[Start Records provided]
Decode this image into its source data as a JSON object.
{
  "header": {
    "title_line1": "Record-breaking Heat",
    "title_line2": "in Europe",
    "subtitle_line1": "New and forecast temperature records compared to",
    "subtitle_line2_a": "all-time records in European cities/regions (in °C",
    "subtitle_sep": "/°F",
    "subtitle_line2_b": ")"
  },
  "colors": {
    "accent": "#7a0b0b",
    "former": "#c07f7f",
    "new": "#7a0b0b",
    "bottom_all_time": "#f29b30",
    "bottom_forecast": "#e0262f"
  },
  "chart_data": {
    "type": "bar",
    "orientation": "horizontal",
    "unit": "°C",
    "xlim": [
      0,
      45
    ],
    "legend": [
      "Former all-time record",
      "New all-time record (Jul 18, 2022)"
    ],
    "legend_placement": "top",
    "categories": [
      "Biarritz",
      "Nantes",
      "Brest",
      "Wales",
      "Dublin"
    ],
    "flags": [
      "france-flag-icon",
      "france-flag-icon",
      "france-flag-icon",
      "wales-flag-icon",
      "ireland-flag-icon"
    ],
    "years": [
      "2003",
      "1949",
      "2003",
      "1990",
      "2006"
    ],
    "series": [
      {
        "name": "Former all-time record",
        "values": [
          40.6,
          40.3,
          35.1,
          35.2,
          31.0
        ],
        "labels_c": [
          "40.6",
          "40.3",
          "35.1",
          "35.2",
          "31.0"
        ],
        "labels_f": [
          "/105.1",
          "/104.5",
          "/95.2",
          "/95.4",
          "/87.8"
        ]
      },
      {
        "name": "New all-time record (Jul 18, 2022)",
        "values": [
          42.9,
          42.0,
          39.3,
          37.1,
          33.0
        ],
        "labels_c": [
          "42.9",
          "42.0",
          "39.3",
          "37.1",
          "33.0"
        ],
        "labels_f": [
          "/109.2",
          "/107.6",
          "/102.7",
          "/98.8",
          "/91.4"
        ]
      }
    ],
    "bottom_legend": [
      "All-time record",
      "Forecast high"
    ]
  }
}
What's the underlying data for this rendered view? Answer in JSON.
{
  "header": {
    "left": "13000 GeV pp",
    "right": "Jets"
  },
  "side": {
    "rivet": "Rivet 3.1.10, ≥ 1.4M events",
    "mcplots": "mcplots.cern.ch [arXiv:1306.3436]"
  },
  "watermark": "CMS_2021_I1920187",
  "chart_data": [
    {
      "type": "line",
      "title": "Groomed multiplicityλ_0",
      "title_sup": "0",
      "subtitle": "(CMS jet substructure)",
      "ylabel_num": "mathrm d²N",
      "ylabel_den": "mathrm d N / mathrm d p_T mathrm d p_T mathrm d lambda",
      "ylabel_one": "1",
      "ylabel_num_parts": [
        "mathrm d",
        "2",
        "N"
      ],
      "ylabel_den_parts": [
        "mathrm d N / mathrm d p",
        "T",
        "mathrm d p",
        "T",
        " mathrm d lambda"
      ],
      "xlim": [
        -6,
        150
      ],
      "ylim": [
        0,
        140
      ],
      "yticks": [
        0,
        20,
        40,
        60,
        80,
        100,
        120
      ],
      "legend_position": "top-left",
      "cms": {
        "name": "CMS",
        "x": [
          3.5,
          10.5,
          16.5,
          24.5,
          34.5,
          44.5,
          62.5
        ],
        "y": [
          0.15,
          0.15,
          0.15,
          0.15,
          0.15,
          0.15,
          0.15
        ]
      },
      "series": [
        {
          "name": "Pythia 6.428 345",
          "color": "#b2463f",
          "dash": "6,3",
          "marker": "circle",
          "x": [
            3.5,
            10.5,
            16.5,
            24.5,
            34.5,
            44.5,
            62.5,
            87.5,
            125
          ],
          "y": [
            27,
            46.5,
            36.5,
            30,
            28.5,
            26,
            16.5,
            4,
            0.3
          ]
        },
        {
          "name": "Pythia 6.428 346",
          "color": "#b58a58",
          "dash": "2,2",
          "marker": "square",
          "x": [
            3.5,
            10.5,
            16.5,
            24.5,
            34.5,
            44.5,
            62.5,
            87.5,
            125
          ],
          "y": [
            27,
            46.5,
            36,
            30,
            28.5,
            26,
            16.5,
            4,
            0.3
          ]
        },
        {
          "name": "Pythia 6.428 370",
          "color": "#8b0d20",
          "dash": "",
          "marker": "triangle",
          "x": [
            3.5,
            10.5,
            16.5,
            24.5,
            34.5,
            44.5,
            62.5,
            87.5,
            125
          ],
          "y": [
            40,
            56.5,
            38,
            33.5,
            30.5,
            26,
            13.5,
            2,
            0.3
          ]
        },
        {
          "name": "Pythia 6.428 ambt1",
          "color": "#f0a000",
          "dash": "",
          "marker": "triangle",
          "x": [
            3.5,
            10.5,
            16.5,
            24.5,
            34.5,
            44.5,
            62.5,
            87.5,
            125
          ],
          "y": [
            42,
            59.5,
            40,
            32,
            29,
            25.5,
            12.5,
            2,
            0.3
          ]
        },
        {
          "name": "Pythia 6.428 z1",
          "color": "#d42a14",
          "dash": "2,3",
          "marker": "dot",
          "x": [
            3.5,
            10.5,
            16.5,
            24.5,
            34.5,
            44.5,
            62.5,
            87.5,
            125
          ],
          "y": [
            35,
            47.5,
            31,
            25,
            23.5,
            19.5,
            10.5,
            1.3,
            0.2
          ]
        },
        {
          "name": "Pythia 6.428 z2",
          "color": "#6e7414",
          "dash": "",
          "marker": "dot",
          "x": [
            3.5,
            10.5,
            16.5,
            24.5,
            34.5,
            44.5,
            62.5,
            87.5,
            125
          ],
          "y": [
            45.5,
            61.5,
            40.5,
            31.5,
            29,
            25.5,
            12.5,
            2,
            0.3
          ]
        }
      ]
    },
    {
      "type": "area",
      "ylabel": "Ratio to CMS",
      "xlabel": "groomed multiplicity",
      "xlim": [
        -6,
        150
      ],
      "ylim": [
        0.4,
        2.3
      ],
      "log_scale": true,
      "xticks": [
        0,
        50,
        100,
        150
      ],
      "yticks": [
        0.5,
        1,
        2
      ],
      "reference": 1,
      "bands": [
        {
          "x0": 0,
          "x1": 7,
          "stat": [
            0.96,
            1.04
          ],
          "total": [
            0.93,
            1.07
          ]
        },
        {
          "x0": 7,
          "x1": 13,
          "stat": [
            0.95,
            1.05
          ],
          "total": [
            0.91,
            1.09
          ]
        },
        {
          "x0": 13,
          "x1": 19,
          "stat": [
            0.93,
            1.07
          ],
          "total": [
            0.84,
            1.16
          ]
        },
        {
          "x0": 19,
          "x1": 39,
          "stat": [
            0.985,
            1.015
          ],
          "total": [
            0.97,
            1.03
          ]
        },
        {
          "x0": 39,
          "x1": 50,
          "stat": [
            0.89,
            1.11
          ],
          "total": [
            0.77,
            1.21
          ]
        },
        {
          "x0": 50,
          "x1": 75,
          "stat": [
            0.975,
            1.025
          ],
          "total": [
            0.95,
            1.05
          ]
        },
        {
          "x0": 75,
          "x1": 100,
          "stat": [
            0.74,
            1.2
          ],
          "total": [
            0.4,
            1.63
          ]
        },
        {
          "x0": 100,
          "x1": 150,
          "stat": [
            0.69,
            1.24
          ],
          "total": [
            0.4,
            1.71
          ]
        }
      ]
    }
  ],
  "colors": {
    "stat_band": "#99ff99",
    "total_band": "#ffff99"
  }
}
[End Records provided]
Tally the lines of the preceding listing in which the word "this" appears; state nothing but the total.

(Expected answer): 2